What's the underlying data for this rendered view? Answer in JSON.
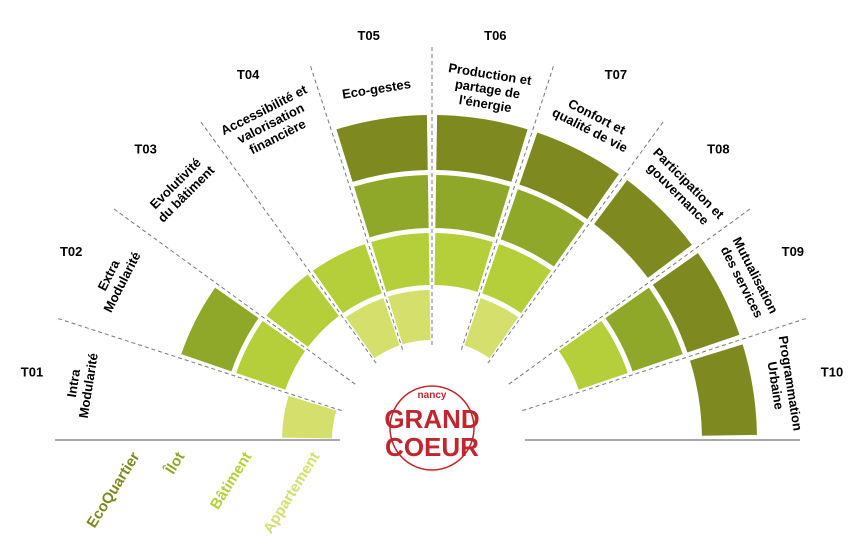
{
  "sectors": [
    {
      "code": "T01",
      "label": [
        "Intra",
        "Modularité"
      ],
      "levels": [
        3
      ]
    },
    {
      "code": "T02",
      "label": [
        "Extra",
        "Modularité"
      ],
      "levels": [
        2,
        1
      ]
    },
    {
      "code": "T03",
      "label": [
        "Evolutivité",
        "du bâtiment"
      ],
      "levels": [
        2
      ]
    },
    {
      "code": "T04",
      "label": [
        "Accessibilité et",
        "valorisation",
        "financière"
      ],
      "levels": [
        3,
        2
      ]
    },
    {
      "code": "T05",
      "label": [
        "Eco-gestes"
      ],
      "levels": [
        3,
        2,
        1,
        0
      ]
    },
    {
      "code": "T06",
      "label": [
        "Production et",
        "partage de",
        "l'énergie"
      ],
      "levels": [
        2,
        1,
        0
      ]
    },
    {
      "code": "T07",
      "label": [
        "Confort et",
        "qualité de vie"
      ],
      "levels": [
        3,
        2,
        1,
        0
      ]
    },
    {
      "code": "T08",
      "label": [
        "Participation et",
        "gouvernance"
      ],
      "levels": [
        0
      ]
    },
    {
      "code": "T09",
      "label": [
        "Mutualisation",
        "des services"
      ],
      "levels": [
        2,
        1,
        0
      ]
    },
    {
      "code": "T10",
      "label": [
        "Programmation",
        "Urbaine"
      ],
      "levels": [
        0
      ]
    }
  ],
  "legend": [
    {
      "name": "EcoQuartier",
      "color": "#7e8a1f"
    },
    {
      "name": "Îlot",
      "color": "#8fa82a"
    },
    {
      "name": "Bâtiment",
      "color": "#b5cf3a"
    },
    {
      "name": "Appartement",
      "color": "#d4e06b"
    }
  ],
  "logo": {
    "top": "nancy",
    "line1": "GRAND",
    "line2": "COEUR"
  }
}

• GOAL
Extract the text of all the records above verbatim, excluding pictures.

• FULL RESPONSE
What's the underlying data for this rendered view? Answer in JSON.
{
  "sectors": [
    {
      "code": "T01",
      "label": [
        "Intra",
        "Modularité"
      ],
      "levels": [
        3
      ]
    },
    {
      "code": "T02",
      "label": [
        "Extra",
        "Modularité"
      ],
      "levels": [
        2,
        1
      ]
    },
    {
      "code": "T03",
      "label": [
        "Evolutivité",
        "du bâtiment"
      ],
      "levels": [
        2
      ]
    },
    {
      "code": "T04",
      "label": [
        "Accessibilité et",
        "valorisation",
        "financière"
      ],
      "levels": [
        3,
        2
      ]
    },
    {
      "code": "T05",
      "label": [
        "Eco-gestes"
      ],
      "levels": [
        3,
        2,
        1,
        0
      ]
    },
    {
      "code": "T06",
      "label": [
        "Production et",
        "partage de",
        "l'énergie"
      ],
      "levels": [
        2,
        1,
        0
      ]
    },
    {
      "code": "T07",
      "label": [
        "Confort et",
        "qualité de vie"
      ],
      "levels": [
        3,
        2,
        1,
        0
      ]
    },
    {
      "code": "T08",
      "label": [
        "Participation et",
        "gouvernance"
      ],
      "levels": [
        0
      ]
    },
    {
      "code": "T09",
      "label": [
        "Mutualisation",
        "des services"
      ],
      "levels": [
        2,
        1,
        0
      ]
    },
    {
      "code": "T10",
      "label": [
        "Programmation",
        "Urbaine"
      ],
      "levels": [
        0
      ]
    }
  ],
  "legend": [
    {
      "name": "EcoQuartier",
      "color": "#7e8a1f"
    },
    {
      "name": "Îlot",
      "color": "#8fa82a"
    },
    {
      "name": "Bâtiment",
      "color": "#b5cf3a"
    },
    {
      "name": "Appartement",
      "color": "#d4e06b"
    }
  ],
  "logo": {
    "top": "nancy",
    "line1": "GRAND",
    "line2": "COEUR"
  }
}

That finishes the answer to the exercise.